> EXERCISE DETAILS: Go through the entries below, count every line with the string "rights", and answer with only that number.

——

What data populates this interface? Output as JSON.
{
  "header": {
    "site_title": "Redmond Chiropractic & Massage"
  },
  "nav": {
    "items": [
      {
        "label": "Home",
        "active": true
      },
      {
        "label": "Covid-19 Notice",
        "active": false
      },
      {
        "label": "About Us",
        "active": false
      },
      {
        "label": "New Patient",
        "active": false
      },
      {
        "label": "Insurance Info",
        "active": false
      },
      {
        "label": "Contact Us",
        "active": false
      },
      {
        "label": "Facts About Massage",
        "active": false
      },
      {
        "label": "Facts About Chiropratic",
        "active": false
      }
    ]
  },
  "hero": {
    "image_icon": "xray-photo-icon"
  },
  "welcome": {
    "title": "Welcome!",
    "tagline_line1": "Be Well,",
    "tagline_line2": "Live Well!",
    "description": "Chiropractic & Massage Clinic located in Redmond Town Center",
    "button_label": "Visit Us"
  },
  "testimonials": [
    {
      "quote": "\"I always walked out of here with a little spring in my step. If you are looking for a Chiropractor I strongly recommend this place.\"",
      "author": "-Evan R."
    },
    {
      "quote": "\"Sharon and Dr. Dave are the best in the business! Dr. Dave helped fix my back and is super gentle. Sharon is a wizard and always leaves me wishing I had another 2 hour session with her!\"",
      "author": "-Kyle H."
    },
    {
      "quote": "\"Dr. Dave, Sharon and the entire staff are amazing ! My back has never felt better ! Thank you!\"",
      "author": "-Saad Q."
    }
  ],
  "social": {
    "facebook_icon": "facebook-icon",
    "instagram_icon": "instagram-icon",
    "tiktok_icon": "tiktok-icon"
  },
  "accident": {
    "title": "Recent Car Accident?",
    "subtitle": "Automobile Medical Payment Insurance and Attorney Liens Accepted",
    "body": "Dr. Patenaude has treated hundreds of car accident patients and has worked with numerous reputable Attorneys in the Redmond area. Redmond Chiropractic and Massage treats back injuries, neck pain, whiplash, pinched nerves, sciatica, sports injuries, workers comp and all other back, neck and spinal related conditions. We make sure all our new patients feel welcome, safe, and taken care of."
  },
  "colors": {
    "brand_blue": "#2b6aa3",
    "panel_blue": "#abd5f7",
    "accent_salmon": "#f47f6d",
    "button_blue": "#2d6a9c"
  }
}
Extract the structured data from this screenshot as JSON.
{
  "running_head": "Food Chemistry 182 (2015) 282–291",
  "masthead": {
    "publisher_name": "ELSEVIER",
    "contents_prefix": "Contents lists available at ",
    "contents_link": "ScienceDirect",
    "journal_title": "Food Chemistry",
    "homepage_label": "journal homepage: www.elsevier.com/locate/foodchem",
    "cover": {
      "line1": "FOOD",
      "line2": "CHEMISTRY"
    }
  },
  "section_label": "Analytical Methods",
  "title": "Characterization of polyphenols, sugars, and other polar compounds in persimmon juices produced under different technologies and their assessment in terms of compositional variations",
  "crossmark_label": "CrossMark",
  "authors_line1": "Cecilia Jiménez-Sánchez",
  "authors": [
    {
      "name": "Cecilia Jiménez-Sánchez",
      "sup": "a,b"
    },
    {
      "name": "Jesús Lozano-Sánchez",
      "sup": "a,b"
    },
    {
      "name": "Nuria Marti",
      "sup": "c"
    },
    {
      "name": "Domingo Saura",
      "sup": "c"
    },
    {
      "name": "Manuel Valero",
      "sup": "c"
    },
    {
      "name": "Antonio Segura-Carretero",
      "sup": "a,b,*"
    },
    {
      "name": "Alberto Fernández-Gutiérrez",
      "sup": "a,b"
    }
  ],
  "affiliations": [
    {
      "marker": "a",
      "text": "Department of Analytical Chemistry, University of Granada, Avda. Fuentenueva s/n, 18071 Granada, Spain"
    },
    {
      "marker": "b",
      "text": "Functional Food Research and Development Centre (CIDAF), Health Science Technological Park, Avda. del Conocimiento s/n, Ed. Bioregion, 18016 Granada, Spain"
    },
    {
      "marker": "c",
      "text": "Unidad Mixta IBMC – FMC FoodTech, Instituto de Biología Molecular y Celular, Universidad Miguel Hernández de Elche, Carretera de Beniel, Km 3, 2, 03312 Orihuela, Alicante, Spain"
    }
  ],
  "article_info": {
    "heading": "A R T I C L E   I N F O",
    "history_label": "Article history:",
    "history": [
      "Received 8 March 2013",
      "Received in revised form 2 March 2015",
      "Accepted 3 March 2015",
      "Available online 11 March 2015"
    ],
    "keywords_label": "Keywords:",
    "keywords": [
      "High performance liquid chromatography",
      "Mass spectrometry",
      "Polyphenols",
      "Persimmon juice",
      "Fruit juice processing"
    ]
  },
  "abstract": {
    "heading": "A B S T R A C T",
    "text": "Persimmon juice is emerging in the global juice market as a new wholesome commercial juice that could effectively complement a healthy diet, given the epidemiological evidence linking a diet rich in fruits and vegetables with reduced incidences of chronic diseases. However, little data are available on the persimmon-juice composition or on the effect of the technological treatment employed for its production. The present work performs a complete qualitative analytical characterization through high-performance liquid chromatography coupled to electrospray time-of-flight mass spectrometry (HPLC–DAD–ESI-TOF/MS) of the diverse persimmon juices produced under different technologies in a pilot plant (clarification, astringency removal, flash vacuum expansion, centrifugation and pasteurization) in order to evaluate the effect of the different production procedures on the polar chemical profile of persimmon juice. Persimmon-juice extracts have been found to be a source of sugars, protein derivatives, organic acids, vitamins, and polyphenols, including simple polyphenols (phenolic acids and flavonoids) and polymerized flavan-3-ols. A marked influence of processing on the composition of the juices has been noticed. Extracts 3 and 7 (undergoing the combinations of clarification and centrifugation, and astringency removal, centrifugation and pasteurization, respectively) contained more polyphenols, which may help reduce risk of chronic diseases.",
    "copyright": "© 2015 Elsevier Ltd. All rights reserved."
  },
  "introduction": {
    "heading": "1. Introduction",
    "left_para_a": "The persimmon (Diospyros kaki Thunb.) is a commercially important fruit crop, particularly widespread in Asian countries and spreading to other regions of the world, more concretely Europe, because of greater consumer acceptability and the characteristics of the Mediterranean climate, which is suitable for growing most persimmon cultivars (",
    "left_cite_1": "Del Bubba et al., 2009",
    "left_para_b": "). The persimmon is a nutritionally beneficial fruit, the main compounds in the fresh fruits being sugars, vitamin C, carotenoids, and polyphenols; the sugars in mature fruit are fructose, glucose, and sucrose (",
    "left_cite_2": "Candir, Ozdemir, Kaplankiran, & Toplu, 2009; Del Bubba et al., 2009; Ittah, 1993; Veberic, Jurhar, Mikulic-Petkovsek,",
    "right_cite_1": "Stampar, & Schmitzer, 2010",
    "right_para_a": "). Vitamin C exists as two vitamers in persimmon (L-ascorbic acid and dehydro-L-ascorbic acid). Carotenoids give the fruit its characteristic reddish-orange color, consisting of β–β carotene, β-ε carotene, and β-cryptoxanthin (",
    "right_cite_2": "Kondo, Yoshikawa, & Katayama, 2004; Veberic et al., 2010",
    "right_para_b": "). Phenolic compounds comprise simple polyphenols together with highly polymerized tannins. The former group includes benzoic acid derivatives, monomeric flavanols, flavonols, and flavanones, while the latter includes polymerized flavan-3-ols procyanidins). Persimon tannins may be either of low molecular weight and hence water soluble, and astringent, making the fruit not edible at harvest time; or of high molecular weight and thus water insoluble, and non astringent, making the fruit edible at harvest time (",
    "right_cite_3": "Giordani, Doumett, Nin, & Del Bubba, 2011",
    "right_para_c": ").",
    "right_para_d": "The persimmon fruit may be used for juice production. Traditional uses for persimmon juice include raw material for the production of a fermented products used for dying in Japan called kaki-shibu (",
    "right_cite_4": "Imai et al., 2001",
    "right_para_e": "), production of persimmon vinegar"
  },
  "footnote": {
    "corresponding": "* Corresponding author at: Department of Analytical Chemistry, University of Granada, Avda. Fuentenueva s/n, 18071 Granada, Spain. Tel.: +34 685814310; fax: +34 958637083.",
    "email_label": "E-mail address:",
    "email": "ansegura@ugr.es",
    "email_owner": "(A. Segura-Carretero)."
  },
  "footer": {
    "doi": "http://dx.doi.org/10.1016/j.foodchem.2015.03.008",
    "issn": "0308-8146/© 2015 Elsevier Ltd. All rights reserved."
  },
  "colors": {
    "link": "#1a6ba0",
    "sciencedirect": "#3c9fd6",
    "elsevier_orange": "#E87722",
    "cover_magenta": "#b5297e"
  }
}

——

> TASK RESPONSE: 2